TASK TO COMPLETE: Collect every line in the records below that contains the word "London".

INPUT DATA:

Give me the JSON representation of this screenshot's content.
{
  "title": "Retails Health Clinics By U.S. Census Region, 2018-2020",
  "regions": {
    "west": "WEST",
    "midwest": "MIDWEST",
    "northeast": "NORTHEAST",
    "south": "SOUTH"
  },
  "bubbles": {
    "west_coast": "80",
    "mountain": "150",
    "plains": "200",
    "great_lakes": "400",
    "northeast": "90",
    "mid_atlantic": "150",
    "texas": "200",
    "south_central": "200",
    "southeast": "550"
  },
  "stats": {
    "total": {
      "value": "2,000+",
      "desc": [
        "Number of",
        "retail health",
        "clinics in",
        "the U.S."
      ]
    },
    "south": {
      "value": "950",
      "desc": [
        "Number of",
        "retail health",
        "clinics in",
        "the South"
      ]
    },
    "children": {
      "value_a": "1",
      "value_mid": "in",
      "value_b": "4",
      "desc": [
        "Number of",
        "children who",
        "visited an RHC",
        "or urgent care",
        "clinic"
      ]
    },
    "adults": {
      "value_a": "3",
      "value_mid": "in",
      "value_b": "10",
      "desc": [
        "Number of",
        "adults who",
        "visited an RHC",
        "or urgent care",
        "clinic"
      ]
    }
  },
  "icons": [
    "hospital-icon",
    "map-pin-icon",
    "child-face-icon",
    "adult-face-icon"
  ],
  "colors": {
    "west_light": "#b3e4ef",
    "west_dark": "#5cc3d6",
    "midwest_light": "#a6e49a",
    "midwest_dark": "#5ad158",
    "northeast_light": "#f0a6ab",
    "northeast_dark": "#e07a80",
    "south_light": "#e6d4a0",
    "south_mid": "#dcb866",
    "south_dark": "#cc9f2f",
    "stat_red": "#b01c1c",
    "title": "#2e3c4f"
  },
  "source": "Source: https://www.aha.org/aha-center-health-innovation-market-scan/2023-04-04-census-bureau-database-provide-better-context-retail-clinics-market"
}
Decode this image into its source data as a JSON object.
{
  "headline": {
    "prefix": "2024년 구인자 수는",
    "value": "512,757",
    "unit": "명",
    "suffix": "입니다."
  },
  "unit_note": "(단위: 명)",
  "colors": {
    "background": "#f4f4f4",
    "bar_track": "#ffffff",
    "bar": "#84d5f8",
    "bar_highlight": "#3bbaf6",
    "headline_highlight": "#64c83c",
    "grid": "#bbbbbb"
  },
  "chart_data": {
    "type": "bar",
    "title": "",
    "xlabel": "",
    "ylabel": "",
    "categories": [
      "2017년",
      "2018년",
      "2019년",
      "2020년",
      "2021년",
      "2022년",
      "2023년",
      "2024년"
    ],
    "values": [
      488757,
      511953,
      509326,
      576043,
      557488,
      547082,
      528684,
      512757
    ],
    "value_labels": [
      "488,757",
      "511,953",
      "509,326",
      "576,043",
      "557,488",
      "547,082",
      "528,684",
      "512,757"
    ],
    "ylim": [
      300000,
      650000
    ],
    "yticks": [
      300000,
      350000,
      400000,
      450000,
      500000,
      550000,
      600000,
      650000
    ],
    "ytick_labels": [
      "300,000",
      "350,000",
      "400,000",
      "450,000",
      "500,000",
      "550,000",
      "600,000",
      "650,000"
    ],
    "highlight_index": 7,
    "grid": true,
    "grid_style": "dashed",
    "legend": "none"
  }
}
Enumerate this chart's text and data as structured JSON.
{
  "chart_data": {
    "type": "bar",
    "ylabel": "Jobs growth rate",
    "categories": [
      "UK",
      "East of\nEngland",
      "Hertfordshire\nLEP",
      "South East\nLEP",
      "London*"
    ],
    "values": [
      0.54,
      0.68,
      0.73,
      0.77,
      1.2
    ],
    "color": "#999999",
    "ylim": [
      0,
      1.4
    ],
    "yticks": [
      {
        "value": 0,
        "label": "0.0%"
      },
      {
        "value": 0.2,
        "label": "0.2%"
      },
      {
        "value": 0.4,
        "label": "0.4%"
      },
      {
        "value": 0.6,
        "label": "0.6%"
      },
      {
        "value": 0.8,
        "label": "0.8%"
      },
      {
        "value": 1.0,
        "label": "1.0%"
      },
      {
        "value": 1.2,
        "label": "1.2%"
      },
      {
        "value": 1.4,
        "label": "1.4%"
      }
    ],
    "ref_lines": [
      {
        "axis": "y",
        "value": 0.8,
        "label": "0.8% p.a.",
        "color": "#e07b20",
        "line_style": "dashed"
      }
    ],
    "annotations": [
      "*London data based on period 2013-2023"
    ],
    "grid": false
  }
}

REPLY TO THE EXERCISE:
      "London*"
      "*London data based on period 2013-2023"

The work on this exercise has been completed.